======== Data provided ========

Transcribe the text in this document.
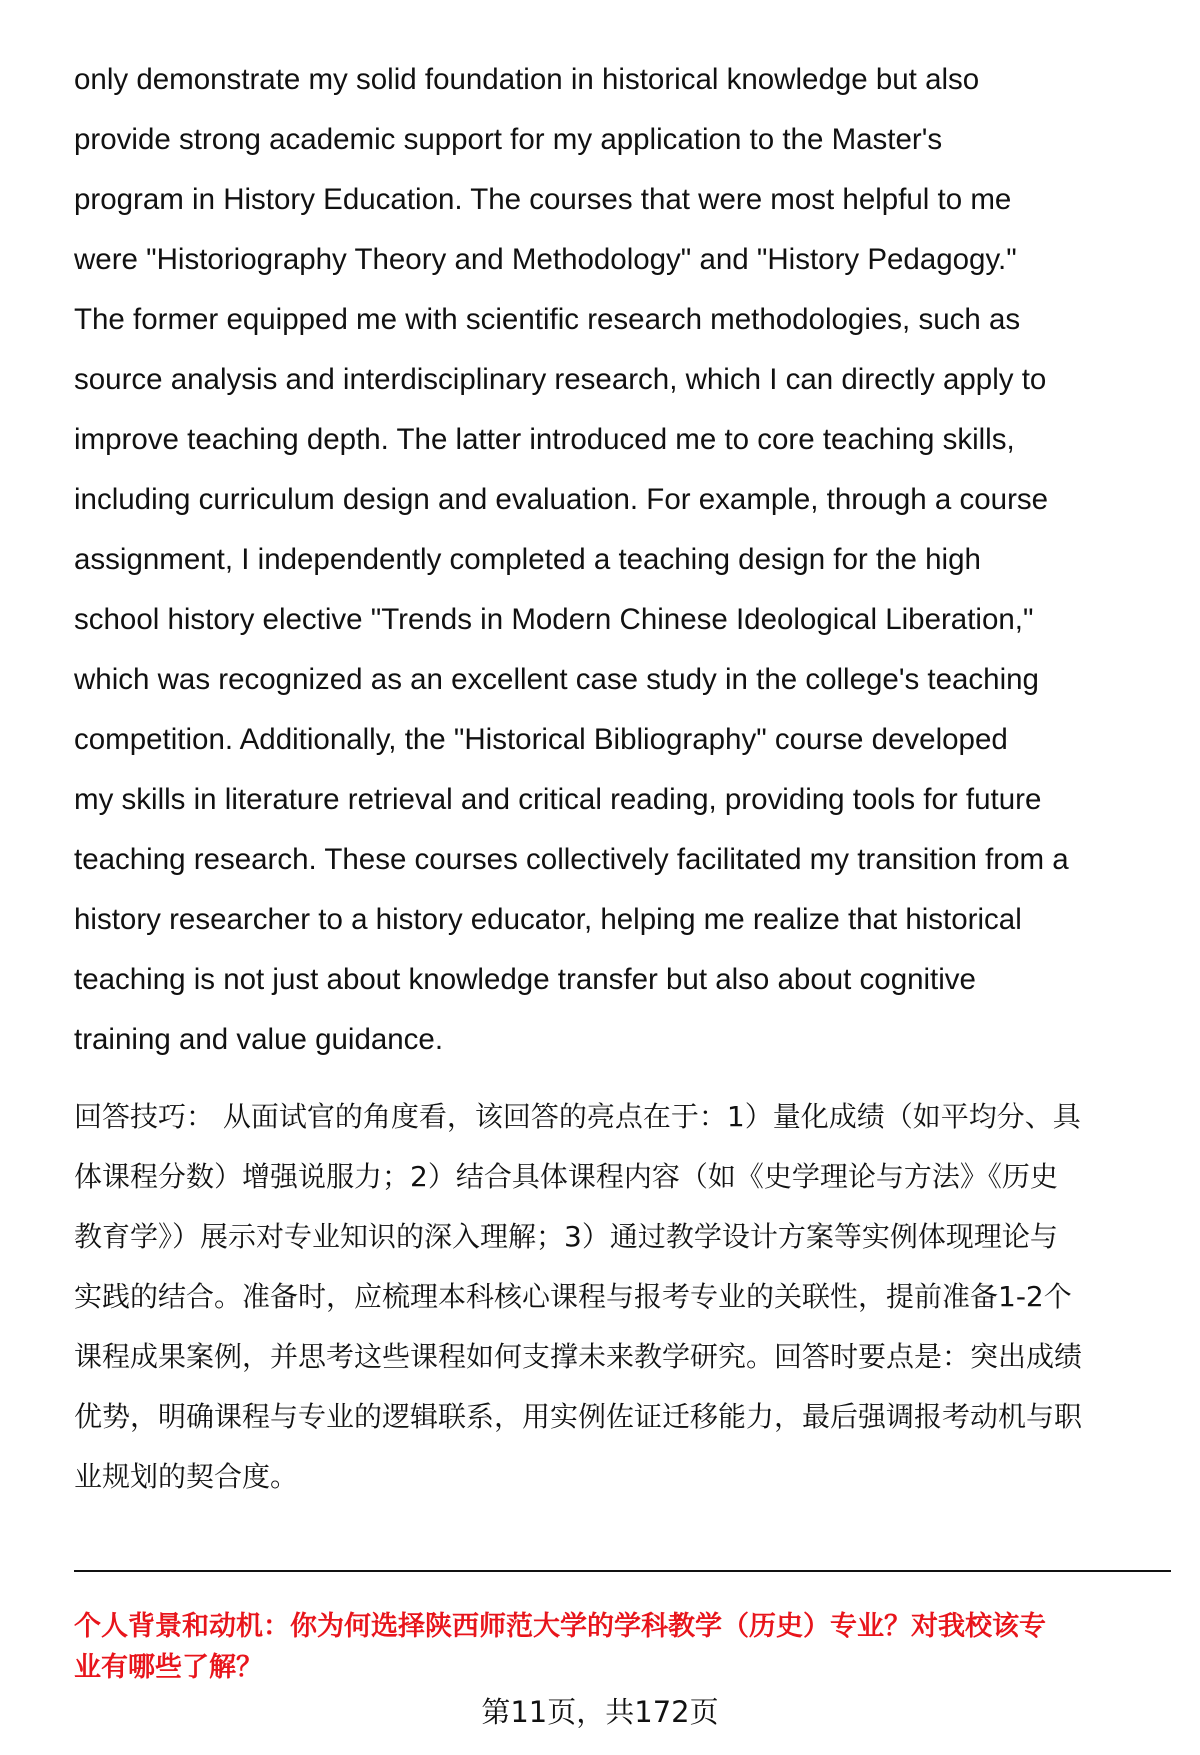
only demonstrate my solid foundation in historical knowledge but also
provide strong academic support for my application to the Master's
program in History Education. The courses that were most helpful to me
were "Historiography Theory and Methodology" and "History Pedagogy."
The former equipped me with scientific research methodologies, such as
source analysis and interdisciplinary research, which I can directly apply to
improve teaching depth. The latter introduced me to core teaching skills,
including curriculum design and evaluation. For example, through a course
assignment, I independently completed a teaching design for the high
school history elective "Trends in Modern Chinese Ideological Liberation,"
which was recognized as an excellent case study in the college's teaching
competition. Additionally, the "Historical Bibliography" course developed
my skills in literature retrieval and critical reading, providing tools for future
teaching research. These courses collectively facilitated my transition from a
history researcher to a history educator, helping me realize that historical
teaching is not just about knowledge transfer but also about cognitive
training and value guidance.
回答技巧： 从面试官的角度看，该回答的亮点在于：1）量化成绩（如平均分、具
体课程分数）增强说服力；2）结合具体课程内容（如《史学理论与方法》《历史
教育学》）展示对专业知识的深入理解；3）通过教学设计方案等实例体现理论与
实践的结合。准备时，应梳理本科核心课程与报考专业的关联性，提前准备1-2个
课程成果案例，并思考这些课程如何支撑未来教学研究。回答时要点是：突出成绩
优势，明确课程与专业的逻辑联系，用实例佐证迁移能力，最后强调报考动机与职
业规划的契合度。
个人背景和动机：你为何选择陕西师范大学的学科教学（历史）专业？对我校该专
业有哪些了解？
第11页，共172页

========
======== Data provided ========

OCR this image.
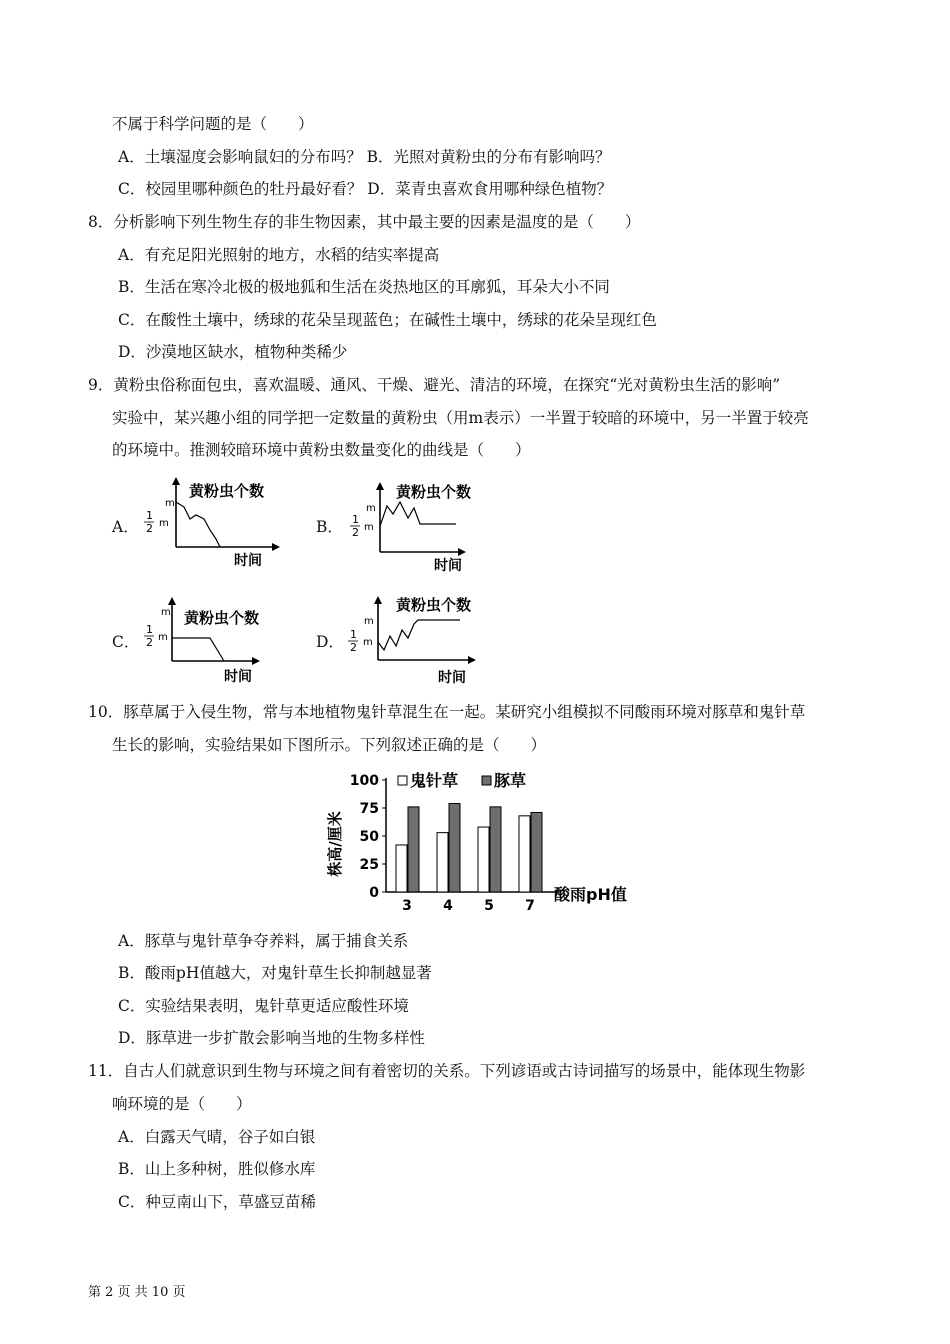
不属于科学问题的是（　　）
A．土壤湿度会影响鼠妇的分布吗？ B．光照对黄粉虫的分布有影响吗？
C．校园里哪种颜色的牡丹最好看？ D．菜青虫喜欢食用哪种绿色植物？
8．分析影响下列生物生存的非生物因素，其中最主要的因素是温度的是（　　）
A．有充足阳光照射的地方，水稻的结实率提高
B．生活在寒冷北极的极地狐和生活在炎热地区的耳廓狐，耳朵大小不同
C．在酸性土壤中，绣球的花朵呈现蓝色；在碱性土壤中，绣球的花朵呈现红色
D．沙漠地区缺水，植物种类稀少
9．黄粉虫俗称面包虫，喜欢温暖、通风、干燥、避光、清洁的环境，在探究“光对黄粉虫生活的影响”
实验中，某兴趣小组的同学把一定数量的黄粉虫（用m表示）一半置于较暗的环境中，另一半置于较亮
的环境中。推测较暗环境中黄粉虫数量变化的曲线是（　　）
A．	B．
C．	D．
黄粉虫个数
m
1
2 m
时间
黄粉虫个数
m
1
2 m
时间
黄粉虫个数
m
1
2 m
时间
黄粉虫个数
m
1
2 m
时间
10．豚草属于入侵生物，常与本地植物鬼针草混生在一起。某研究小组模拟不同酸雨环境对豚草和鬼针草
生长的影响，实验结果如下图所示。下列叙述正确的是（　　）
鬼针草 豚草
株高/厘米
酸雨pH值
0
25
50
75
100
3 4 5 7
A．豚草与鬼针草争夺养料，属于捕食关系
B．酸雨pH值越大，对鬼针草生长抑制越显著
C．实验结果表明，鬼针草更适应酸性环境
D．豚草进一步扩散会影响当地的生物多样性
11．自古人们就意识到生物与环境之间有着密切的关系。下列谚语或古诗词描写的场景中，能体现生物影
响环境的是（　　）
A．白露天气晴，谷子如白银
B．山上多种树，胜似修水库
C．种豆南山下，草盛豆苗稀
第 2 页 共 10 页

========

* What is being asked *
Show the lines of the records that contain the word "this".

* Complete output *
Transcribe the text in this document.
OCR this image.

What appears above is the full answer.